__TASK STATEMENT__
Count, in the entries, the lines with "JSON". Answer with the number only.

__AVAILABLE RECORDS__
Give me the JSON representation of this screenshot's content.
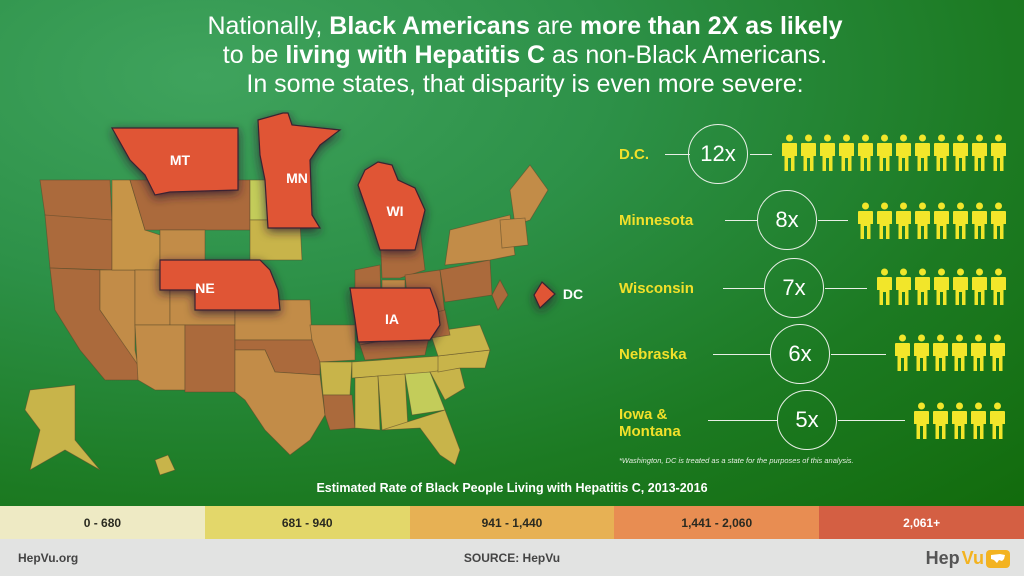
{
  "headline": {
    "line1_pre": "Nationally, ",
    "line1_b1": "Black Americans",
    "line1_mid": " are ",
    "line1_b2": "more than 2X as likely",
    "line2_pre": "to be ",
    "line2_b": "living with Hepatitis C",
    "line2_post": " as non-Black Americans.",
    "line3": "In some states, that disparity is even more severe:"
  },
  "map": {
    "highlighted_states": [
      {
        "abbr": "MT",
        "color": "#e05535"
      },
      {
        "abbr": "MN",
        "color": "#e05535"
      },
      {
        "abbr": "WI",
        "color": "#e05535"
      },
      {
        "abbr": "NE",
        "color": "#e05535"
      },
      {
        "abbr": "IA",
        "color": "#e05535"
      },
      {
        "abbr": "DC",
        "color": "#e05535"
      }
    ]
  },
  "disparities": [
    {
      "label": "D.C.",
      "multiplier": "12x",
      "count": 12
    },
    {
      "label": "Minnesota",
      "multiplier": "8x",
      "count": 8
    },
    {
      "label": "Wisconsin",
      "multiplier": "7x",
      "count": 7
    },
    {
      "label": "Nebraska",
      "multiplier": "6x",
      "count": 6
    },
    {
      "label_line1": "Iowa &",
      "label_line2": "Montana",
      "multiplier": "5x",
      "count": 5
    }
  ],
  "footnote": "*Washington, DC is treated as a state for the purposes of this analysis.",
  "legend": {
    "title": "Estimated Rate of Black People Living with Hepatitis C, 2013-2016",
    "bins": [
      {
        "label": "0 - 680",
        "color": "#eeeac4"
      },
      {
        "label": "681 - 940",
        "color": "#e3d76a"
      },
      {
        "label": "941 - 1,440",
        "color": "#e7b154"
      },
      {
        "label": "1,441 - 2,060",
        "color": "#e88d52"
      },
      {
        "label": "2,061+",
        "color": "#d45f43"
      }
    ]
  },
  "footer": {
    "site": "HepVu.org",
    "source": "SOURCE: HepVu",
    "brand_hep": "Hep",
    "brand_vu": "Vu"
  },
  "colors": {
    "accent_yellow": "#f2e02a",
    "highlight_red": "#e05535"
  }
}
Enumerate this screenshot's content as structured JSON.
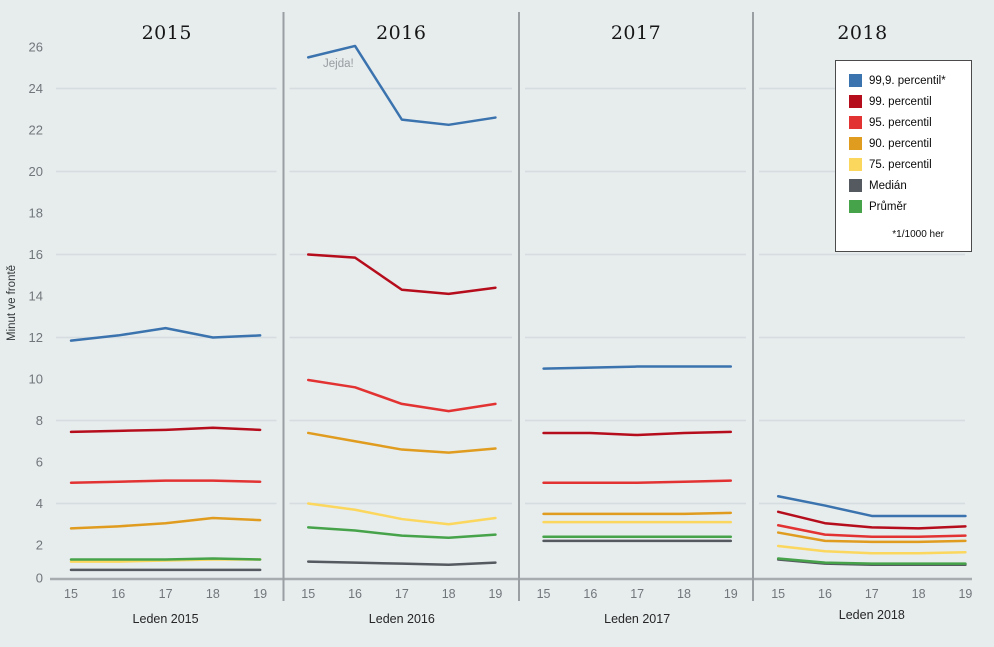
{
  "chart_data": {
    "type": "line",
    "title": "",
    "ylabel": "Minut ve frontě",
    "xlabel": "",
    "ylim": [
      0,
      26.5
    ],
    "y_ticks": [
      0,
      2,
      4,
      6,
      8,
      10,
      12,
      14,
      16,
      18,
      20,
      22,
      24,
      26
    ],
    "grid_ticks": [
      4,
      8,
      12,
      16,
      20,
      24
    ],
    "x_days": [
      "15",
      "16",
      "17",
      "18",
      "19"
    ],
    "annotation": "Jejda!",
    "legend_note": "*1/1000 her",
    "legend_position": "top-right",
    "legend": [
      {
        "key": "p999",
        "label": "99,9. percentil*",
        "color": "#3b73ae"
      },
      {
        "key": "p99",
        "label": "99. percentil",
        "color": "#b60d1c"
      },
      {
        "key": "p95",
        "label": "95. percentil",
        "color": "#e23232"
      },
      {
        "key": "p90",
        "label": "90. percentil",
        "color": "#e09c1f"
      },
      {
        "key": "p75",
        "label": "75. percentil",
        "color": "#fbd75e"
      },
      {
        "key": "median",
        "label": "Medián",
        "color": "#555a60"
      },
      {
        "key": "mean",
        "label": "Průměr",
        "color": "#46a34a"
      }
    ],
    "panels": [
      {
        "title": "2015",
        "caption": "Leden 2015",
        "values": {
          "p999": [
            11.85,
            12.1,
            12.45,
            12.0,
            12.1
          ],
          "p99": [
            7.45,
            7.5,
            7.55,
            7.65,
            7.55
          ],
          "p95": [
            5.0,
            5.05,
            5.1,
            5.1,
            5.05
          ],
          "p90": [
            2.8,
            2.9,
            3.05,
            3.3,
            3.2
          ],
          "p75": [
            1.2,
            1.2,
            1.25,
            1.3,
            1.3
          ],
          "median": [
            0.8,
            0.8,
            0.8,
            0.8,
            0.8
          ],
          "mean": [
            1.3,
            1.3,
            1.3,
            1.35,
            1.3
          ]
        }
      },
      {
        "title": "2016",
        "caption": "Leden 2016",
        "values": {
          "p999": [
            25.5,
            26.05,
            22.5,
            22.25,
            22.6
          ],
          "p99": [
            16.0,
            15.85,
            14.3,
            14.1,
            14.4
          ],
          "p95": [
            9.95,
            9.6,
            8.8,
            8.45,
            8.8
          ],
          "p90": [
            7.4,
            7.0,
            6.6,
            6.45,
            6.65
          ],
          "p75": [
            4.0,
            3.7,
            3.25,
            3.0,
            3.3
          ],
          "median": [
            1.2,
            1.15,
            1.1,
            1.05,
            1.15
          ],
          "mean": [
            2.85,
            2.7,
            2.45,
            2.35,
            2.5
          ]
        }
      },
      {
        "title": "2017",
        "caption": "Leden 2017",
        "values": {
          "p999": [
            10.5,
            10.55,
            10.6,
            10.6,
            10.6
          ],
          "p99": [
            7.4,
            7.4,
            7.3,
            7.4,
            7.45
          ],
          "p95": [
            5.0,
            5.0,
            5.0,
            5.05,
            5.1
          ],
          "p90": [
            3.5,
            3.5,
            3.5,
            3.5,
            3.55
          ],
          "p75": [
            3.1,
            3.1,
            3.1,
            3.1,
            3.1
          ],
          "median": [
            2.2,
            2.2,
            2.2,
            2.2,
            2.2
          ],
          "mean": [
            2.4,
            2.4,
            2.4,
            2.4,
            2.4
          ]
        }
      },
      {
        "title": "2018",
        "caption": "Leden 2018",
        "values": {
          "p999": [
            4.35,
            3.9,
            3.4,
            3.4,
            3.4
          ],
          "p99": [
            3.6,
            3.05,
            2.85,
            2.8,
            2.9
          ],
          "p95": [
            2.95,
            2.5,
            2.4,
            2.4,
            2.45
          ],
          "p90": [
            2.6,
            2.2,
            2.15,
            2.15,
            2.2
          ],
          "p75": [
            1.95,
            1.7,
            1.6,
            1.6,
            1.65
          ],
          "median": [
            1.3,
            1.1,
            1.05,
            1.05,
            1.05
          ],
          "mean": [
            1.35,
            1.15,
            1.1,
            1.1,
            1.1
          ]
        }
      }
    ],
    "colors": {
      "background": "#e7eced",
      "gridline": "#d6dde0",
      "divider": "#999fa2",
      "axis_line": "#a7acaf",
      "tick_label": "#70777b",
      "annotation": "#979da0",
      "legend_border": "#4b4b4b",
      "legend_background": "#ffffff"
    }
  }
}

__TASK RESULT__
2